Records
==*==

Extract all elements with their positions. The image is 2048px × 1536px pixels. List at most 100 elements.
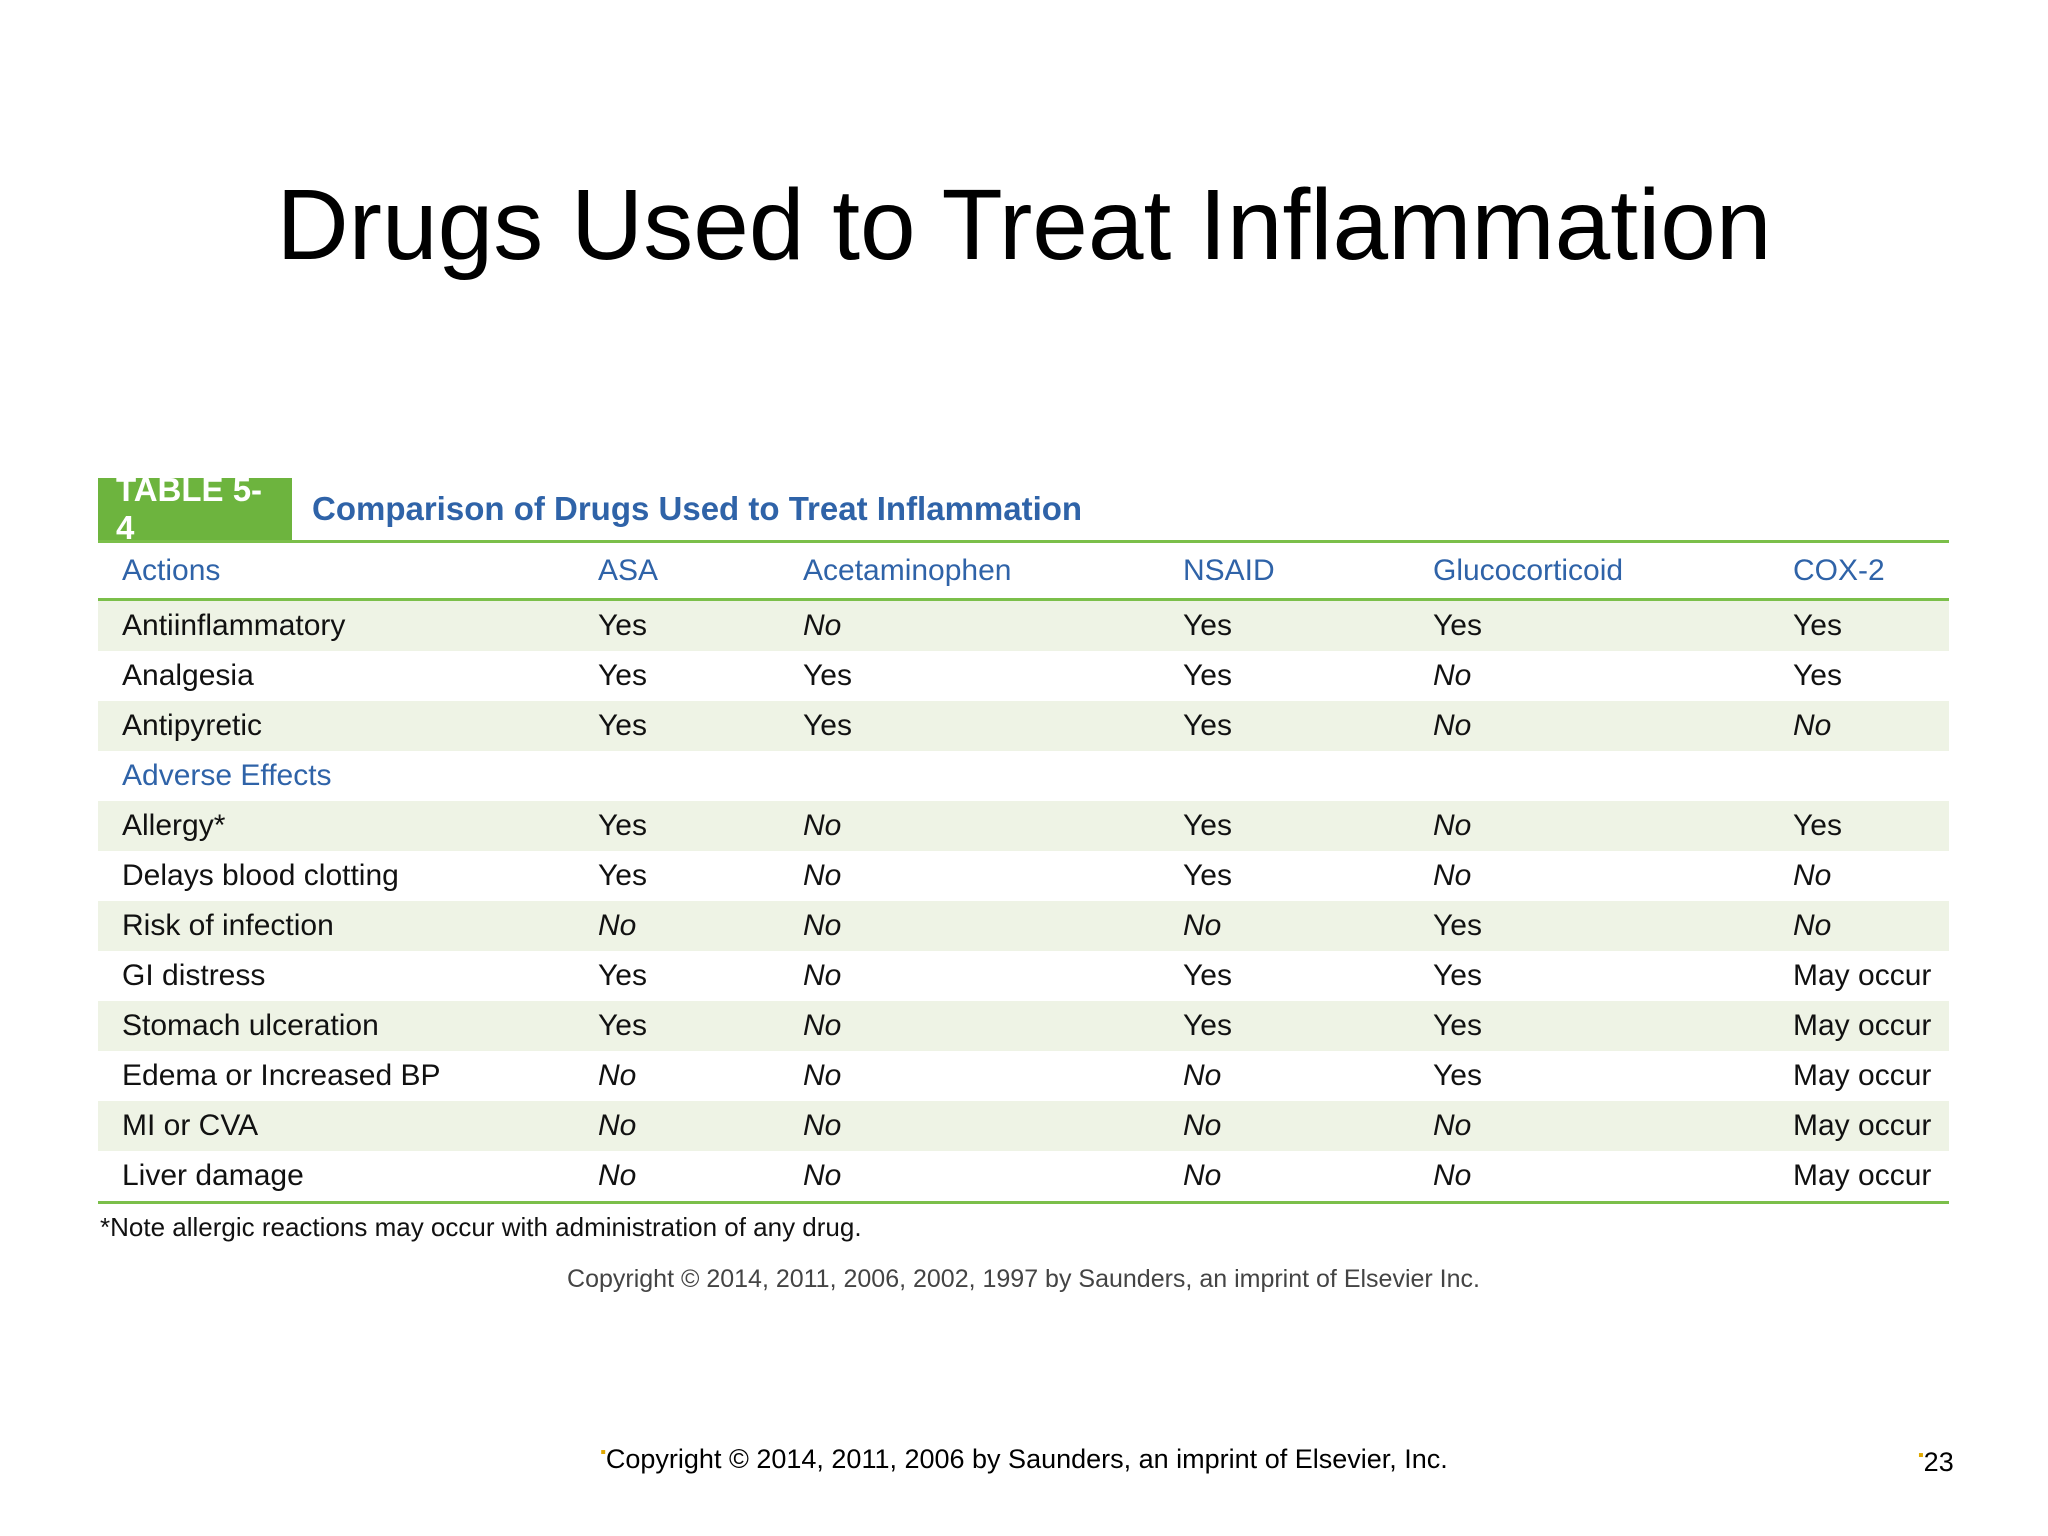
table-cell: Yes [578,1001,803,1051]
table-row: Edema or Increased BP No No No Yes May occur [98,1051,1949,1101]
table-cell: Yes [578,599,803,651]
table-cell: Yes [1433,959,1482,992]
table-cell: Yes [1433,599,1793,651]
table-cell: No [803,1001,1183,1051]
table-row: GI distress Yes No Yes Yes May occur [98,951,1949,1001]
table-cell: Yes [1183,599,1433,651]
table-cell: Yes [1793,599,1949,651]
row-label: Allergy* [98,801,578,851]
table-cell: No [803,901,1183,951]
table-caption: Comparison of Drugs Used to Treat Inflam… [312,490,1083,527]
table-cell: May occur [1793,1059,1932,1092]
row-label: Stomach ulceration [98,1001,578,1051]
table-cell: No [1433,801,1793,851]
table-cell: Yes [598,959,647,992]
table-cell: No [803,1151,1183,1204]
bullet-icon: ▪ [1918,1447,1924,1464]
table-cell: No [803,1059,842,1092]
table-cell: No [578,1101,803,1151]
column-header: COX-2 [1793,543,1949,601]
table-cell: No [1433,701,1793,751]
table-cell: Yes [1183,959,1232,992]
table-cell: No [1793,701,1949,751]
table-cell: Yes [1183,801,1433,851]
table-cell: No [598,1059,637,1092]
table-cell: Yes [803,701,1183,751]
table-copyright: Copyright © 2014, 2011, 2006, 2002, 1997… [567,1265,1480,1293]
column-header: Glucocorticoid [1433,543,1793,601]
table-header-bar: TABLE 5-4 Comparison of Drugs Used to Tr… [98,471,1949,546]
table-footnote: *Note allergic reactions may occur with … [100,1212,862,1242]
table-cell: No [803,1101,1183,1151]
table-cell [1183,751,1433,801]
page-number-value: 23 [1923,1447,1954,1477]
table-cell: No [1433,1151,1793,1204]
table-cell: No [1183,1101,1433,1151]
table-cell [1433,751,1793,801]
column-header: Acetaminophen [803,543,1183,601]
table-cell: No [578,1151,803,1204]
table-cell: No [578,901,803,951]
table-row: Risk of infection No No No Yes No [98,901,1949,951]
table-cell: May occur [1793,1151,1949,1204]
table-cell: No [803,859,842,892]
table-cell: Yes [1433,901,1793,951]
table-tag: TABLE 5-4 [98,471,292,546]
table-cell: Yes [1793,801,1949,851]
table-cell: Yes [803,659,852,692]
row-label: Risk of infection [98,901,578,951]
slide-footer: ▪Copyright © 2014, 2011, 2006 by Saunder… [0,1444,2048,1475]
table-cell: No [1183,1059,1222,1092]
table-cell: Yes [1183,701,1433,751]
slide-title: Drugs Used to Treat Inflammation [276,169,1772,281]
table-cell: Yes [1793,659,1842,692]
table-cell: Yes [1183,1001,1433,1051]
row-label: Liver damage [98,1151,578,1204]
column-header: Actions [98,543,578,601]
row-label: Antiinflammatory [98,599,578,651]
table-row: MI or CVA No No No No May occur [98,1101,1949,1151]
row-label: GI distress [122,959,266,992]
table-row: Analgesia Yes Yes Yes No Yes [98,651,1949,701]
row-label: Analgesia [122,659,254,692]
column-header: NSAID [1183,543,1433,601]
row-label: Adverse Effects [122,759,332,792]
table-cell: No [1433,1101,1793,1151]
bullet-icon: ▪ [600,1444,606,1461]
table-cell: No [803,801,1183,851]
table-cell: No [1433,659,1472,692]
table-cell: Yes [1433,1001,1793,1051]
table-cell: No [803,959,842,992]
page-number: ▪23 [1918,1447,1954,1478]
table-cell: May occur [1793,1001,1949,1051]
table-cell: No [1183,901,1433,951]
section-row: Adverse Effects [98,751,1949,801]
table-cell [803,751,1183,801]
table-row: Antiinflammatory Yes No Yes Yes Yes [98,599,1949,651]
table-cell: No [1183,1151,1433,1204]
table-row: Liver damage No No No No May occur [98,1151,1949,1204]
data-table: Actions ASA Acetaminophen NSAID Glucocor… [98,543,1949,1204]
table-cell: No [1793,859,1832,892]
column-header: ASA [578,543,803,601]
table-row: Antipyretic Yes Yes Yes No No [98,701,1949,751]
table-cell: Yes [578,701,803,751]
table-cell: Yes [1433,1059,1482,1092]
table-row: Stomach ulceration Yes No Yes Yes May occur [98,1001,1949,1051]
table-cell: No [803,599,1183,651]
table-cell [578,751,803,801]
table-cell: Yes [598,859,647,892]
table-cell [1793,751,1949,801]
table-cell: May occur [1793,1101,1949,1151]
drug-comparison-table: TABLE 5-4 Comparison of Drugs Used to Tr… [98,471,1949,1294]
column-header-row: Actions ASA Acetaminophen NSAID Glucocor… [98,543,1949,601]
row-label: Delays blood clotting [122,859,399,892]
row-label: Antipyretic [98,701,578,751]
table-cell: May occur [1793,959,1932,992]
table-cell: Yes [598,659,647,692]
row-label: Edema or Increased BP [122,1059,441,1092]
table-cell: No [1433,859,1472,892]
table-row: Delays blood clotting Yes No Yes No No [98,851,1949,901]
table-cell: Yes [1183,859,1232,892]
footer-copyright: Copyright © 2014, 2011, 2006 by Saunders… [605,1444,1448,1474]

==*==

◆ **AIM**
Pick out every line in the listing above that contains the word "NSAID", matching upper and lower case.

◆ **EXERCISE RESULT**
column-header: NSAID [1183,543,1433,601]
data-table: Actions ASA Acetaminophen NSAID Glucocor… [98,543,1949,1204]
column-header-row: Actions ASA Acetaminophen NSAID Glucocor… [98,543,1949,601]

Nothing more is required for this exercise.